__Materials provided__

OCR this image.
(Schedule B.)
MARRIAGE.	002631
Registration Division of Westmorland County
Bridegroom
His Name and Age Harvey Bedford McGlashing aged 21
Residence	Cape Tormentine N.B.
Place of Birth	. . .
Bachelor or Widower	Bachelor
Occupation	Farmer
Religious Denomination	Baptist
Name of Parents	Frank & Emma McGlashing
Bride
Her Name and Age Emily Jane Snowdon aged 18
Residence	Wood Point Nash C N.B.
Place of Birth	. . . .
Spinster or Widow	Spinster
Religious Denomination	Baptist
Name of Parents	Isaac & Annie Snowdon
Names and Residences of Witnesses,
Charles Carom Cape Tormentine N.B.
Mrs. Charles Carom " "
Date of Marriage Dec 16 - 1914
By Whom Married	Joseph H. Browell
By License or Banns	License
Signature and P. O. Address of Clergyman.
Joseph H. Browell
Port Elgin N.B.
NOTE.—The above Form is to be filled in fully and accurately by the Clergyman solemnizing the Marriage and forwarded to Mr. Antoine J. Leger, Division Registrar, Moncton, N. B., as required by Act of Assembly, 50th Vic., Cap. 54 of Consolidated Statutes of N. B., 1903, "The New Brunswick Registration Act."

__Aim__
Write the whole listing out again. Keep every line exactly as it is.

__Solved exercise__
OCR this image.
(Schedule B.)
MARRIAGE.	002631
Registration Division of Westmorland County
Bridegroom
His Name and Age Harvey Bedford McGlashing aged 21
Residence	Cape Tormentine N.B.
Place of Birth	. . .
Bachelor or Widower	Bachelor
Occupation	Farmer
Religious Denomination	Baptist
Name of Parents	Frank & Emma McGlashing
Bride
Her Name and Age Emily Jane Snowdon aged 18
Residence	Wood Point Nash C N.B.
Place of Birth	. . . .
Spinster or Widow	Spinster
Religious Denomination	Baptist
Name of Parents	Isaac & Annie Snowdon
Names and Residences of Witnesses,
Charles Carom Cape Tormentine N.B.
Mrs. Charles Carom " "
Date of Marriage Dec 16 - 1914
By Whom Married	Joseph H. Browell
By License or Banns	License
Signature and P. O. Address of Clergyman.
Joseph H. Browell
Port Elgin N.B.
NOTE.—The above Form is to be filled in fully and accurately by the Clergyman solemnizing the Marriage and forwarded to Mr. Antoine J. Leger, Division Registrar, Moncton, N. B., as required by Act of Assembly, 50th Vic., Cap. 54 of Consolidated Statutes of N. B., 1903, "The New Brunswick Registration Act."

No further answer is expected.